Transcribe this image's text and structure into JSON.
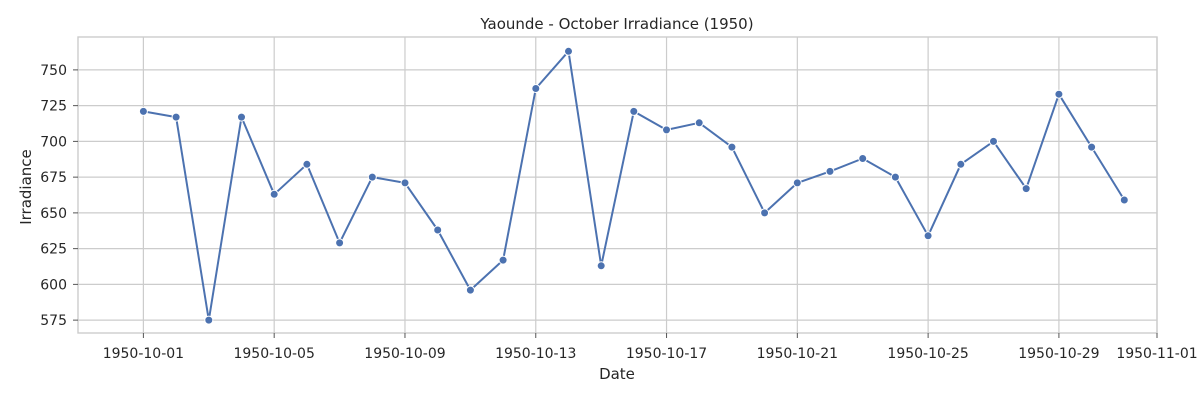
{
  "chart_data": {
    "type": "line",
    "title": "Yaounde - October Irradiance (1950)",
    "xlabel": "Date",
    "ylabel": "Irradiance",
    "x": [
      "1950-10-01",
      "1950-10-02",
      "1950-10-03",
      "1950-10-04",
      "1950-10-05",
      "1950-10-06",
      "1950-10-07",
      "1950-10-08",
      "1950-10-09",
      "1950-10-10",
      "1950-10-11",
      "1950-10-12",
      "1950-10-13",
      "1950-10-14",
      "1950-10-15",
      "1950-10-16",
      "1950-10-17",
      "1950-10-18",
      "1950-10-19",
      "1950-10-20",
      "1950-10-21",
      "1950-10-22",
      "1950-10-23",
      "1950-10-24",
      "1950-10-25",
      "1950-10-26",
      "1950-10-27",
      "1950-10-28",
      "1950-10-29",
      "1950-10-30",
      "1950-10-31"
    ],
    "series": [
      {
        "values": [
          721,
          717,
          575,
          717,
          663,
          684,
          629,
          675,
          671,
          638,
          596,
          617,
          737,
          763,
          613,
          721,
          708,
          713,
          696,
          650,
          671,
          679,
          688,
          675,
          634,
          684,
          700,
          667,
          733,
          696,
          659
        ],
        "color": "#4c72b0"
      }
    ],
    "xlim": [
      "1950-09-29",
      "1950-11-01"
    ],
    "ylim": [
      566,
      773
    ],
    "x_ticks": [
      "1950-10-01",
      "1950-10-05",
      "1950-10-09",
      "1950-10-13",
      "1950-10-17",
      "1950-10-21",
      "1950-10-25",
      "1950-10-29",
      "1950-11-01"
    ],
    "y_ticks": [
      575,
      600,
      625,
      650,
      675,
      700,
      725,
      750
    ],
    "grid": true,
    "legend": "none"
  }
}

◇ ◇ ◇ ◇ ◇

» **Goal**: Find the word "Irradiance" in the entries, and copy every line it shows up in.

» **Worked answer**:
    "title": "Yaounde - October Irradiance (1950)",
    "ylabel": "Irradiance",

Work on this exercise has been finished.